**What is asked:**
**A.** According to the legislature article, on what date did Brodie resign as governor?
**B.** Revise the legislature article, everything from "Session of the Arizona Territorial Legislature (1905)" down to "March 7, 1905.", so that "Phoenix" is replaced by "Tucson".
**C.** List every person named in the legislature article.

**Passage given:**
# # # # #

| ← | 22nd | 24th | → |

Overview
- Legislative body: Arizona Territorial Legislature
- Jurisdiction: Arizona Territory, United States

Council
- Members: 12
- President: George W. P. Hunt

House of Representatives
- Members: 24
- Speaker: Wilfred T. Webb

= 23rd Arizona Territorial Legislature =

Session of the Arizona Territorial Legislature (1905)

The 23rd Arizona Territorial Legislative Assembly was a session of the Arizona Territorial Legislature which convened in Phoenix, Arizona, United States. The session ran from January 16, 1905, till March 16, 1905.

==Background==
Governor Alexander Oswald Brodie was entering his final days in office as the legislative session began. Brodie resigned as governor on February 14, 1905, to return to his military career. His replacement, Joseph Henry Kibbey, was sworn into office on March 7, 1905.

The drive for the territory to achieve statehood continued. A proposal to merge Arizona and New Mexico territories and admit the combined entity as a single state had been made in the United States House of Representatives in 1902. The proposal had been initially defeated in the House but had won support in the United States Senate and a final resolution on the proposal was still to be determined.

==Legislative session==
The legislative session began on January 16, 1905, and ran for 60 days.

===Governor's address===
Governor Brodie gave his address on the session's opening day. He began by describing the territory's financial condition was in the best condition it had ever been. Despite this he still urged tax reforms. The territory's mines had an assessed value of US$4,442,995 and paid US$178,000 in taxes to county and territorial governments. At the same time estimated annual output from the mines was estimated at $38,700,000. The governor wished to have the assessment methodology changed to base values on the gross output of territorial mines.

Besides discussing tax issues, Governor Brodie cautioned the session about the "growing evil of wife desertion" and asked for legislation to prevent the spread of the problem. He also recommended construction of a sanatorium to treat the many people suffering from tuberculosis immigrating to the territory. As the ill were coming from all parts of the county, the governor favored the "General Government" pay for the construction.

After taking office, Governor Kibbey sent a letter to the session asking for referendum on joint-statehood proposal.

# # # # #

**Dataset entries:**
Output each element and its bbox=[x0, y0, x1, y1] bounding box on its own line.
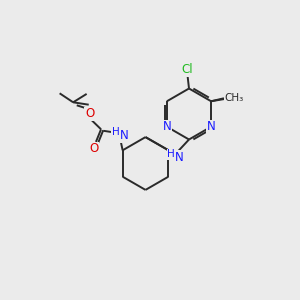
Text: N: N bbox=[120, 129, 128, 142]
Text: N: N bbox=[163, 120, 171, 133]
Text: H: H bbox=[167, 149, 175, 160]
Text: H: H bbox=[112, 127, 119, 137]
Text: Cl: Cl bbox=[182, 63, 193, 76]
Text: N: N bbox=[207, 120, 215, 133]
Text: CH₃: CH₃ bbox=[225, 93, 244, 103]
Text: O: O bbox=[85, 107, 94, 120]
Text: O: O bbox=[89, 142, 98, 155]
Text: N: N bbox=[174, 151, 183, 164]
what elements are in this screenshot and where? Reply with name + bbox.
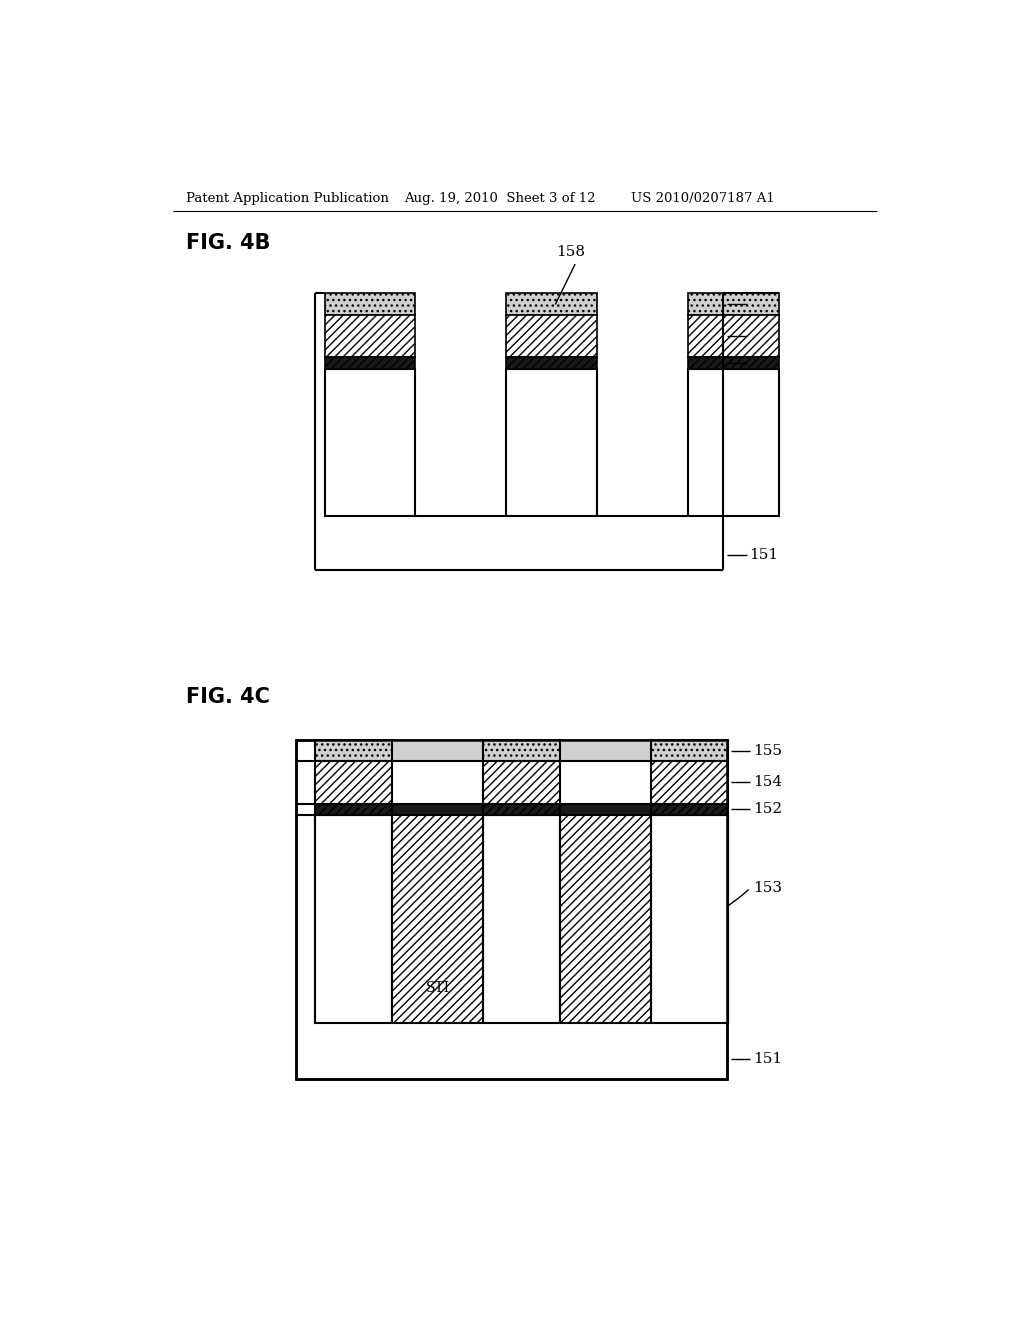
Bar <box>315 762 392 804</box>
Bar <box>560 762 651 804</box>
Bar <box>315 804 392 816</box>
Bar <box>506 293 597 314</box>
Bar <box>296 739 727 1078</box>
Bar <box>315 739 392 762</box>
Bar <box>483 804 560 816</box>
Bar <box>315 516 325 570</box>
Bar <box>651 739 728 762</box>
Text: 158: 158 <box>556 244 586 259</box>
Bar <box>483 816 560 1023</box>
Bar <box>506 368 597 516</box>
Bar <box>392 804 483 816</box>
Bar <box>724 516 779 570</box>
Bar <box>392 816 483 1023</box>
Bar <box>315 816 392 1023</box>
Text: Aug. 19, 2010  Sheet 3 of 12: Aug. 19, 2010 Sheet 3 of 12 <box>403 191 595 205</box>
Text: 151: 151 <box>749 548 778 562</box>
Bar <box>416 516 506 570</box>
Bar <box>651 816 728 1023</box>
Bar <box>296 739 727 1078</box>
Bar <box>483 762 560 804</box>
Bar <box>560 816 651 1023</box>
Bar <box>651 762 728 804</box>
Bar <box>597 516 688 570</box>
Bar <box>325 293 416 314</box>
Bar <box>392 739 483 762</box>
Text: 154: 154 <box>749 329 778 343</box>
Bar <box>651 804 728 816</box>
Bar <box>325 314 416 358</box>
Text: 152: 152 <box>749 356 778 370</box>
Text: 154: 154 <box>753 775 782 789</box>
Text: 153: 153 <box>753 880 781 895</box>
Bar <box>688 314 779 358</box>
Bar <box>560 804 651 816</box>
Bar <box>506 314 597 358</box>
Bar <box>325 358 416 368</box>
Text: 155: 155 <box>749 297 778 312</box>
Bar <box>506 358 597 368</box>
Text: FIG. 4B: FIG. 4B <box>186 234 270 253</box>
Text: US 2010/0207187 A1: US 2010/0207187 A1 <box>631 191 775 205</box>
Bar <box>688 293 779 314</box>
Bar <box>688 358 779 368</box>
Bar <box>688 368 779 516</box>
Bar <box>392 762 483 804</box>
Text: 152: 152 <box>753 803 782 817</box>
Bar <box>325 368 416 516</box>
Text: Patent Application Publication: Patent Application Publication <box>186 191 389 205</box>
Text: 151: 151 <box>753 1052 782 1067</box>
Bar <box>560 739 651 762</box>
Text: 155: 155 <box>753 743 781 758</box>
Text: STI: STI <box>426 982 450 995</box>
Bar <box>483 739 560 762</box>
Text: FIG. 4C: FIG. 4C <box>186 688 270 708</box>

# # # # #

**Outputs for the tasks:**
**A.** February 14, 1905

**B.**
Session of the Arizona Territorial Legislature (1905)

The 23rd Arizona Territorial Legislative Assembly was a session of the Arizona Territorial Legislature which convened in Tucson, Arizona, United States. The session ran from January 16, 1905, till March 16, 1905.

==Background==
Governor Alexander Oswald Brodie was entering his final days in office as the legislative session began. Brodie resigned as governor on February 14, 1905, to return to his military career. His replacement, Joseph Henry Kibbey, was sworn into office on March 7, 1905.

**C.** George W. P. Hunt, Wilfred T. Webb, Alexander Oswald Brodie, Joseph Henry Kibbey